• [Rows]:
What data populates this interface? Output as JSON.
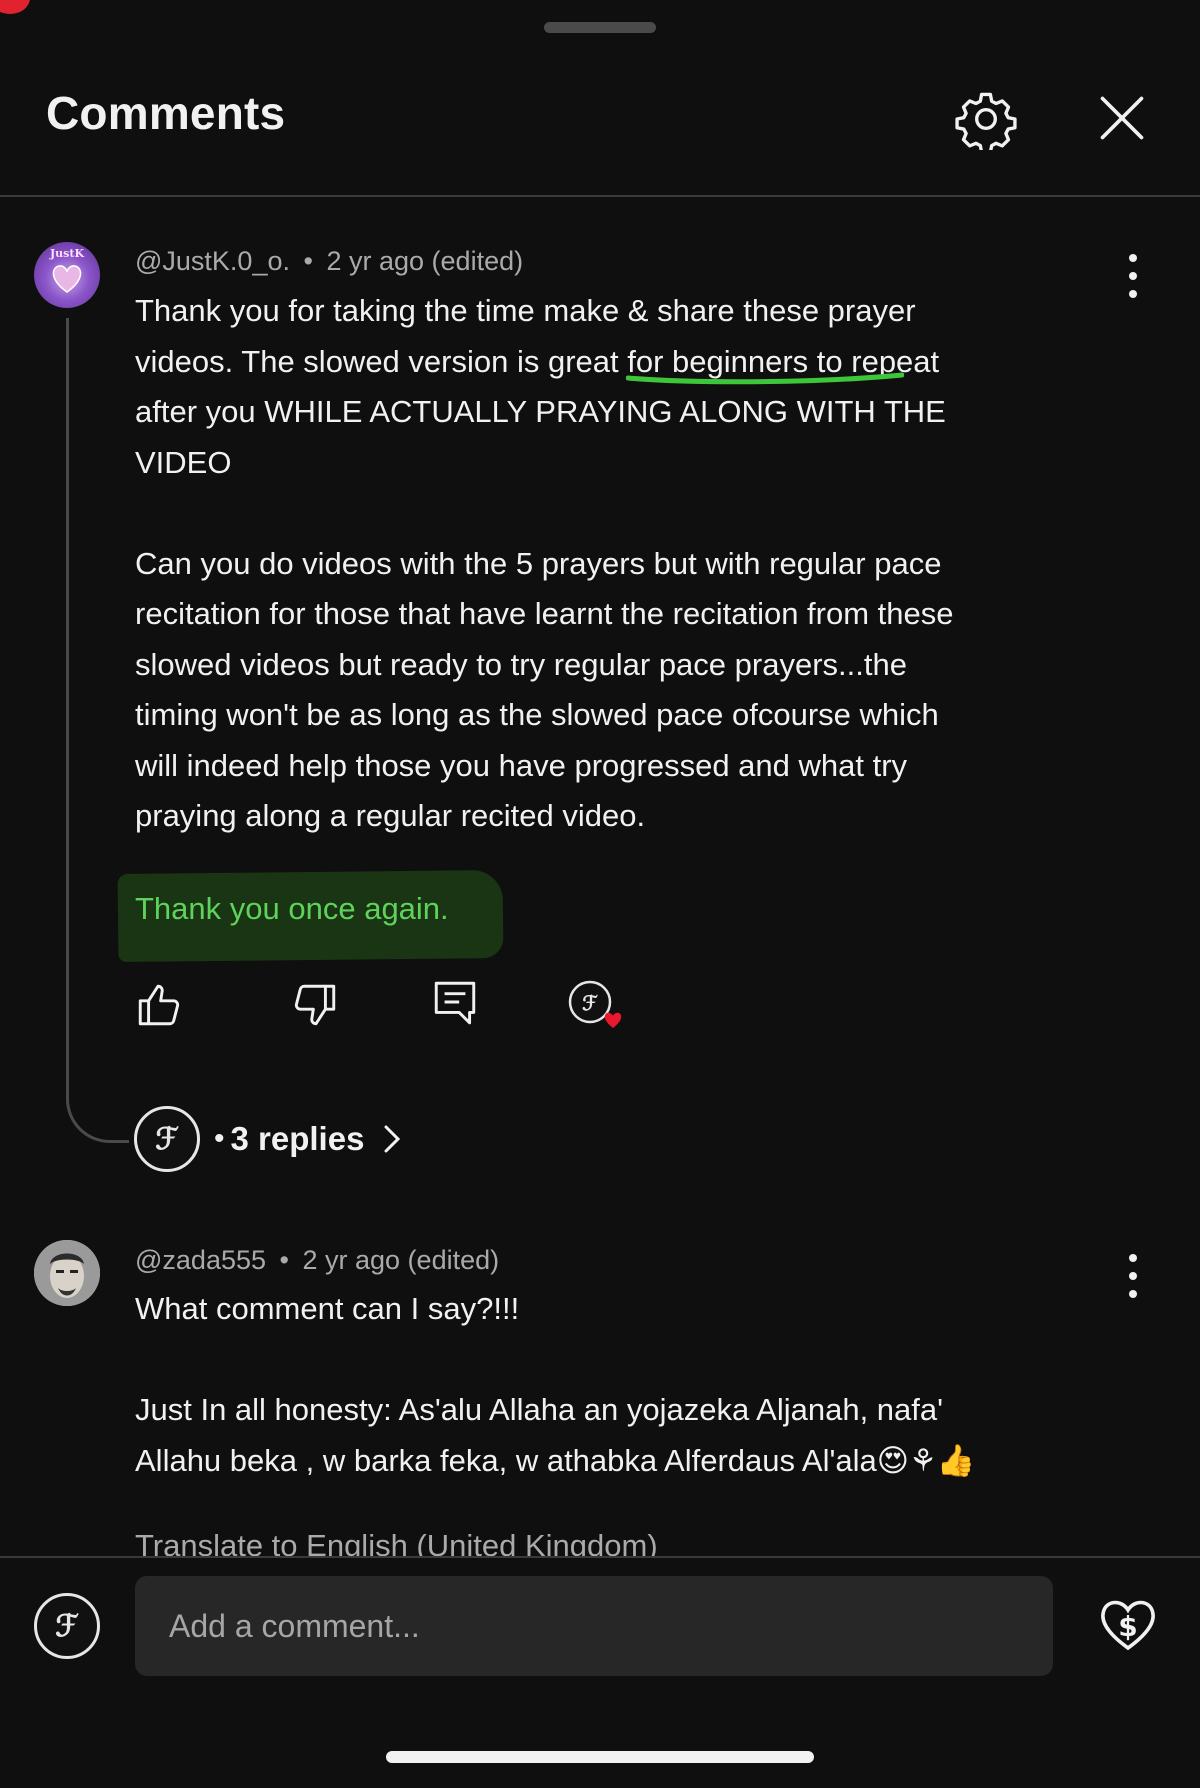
{
  "header": {
    "title": "Comments"
  },
  "comments": [
    {
      "author": "@JustK.0_o.",
      "separator": "•",
      "time": "2 yr ago (edited)",
      "avatar_text": "JustK",
      "lines": [
        "Thank you for taking the time make & share these prayer",
        "videos. The slowed version is great for beginners to repeat",
        "after you WHILE ACTUALLY PRAYING ALONG WITH THE",
        "VIDEO",
        "",
        "Can you do videos with the 5 prayers but with regular pace",
        "recitation for those that have learnt the recitation from these",
        "slowed videos but ready to try regular pace prayers...the",
        "timing won't be as long as the slowed pace ofcourse which",
        "will indeed help those you have progressed and what try",
        "praying along a regular recited video."
      ],
      "highlighted_line": "Thank you once again.",
      "replies_separator": "•",
      "replies_label": "3 replies"
    },
    {
      "author": "@zada555",
      "separator": "•",
      "time": "2 yr ago (edited)",
      "lines": [
        "What comment can I say?!!!",
        "",
        "Just In all honesty: As'alu Allaha an yojazeka Aljanah, nafa'",
        "Allahu beka , w barka feka, w athabka Alferdaus Al'ala😍⚘👍"
      ],
      "translate_label": "Translate to English (United Kingdom)"
    }
  ],
  "footer": {
    "placeholder": "Add a comment..."
  },
  "colors": {
    "background": "#0f0f0f",
    "highlight_green": "#5ed25b",
    "heart_red": "#e8192c",
    "input_bg": "#272727"
  }
}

• [Goal]:
Where a line holds "these", copy it out.

• [Result]:
        "Thank you for taking the time make & share these prayer",
        "recitation for those that have learnt the recitation from these",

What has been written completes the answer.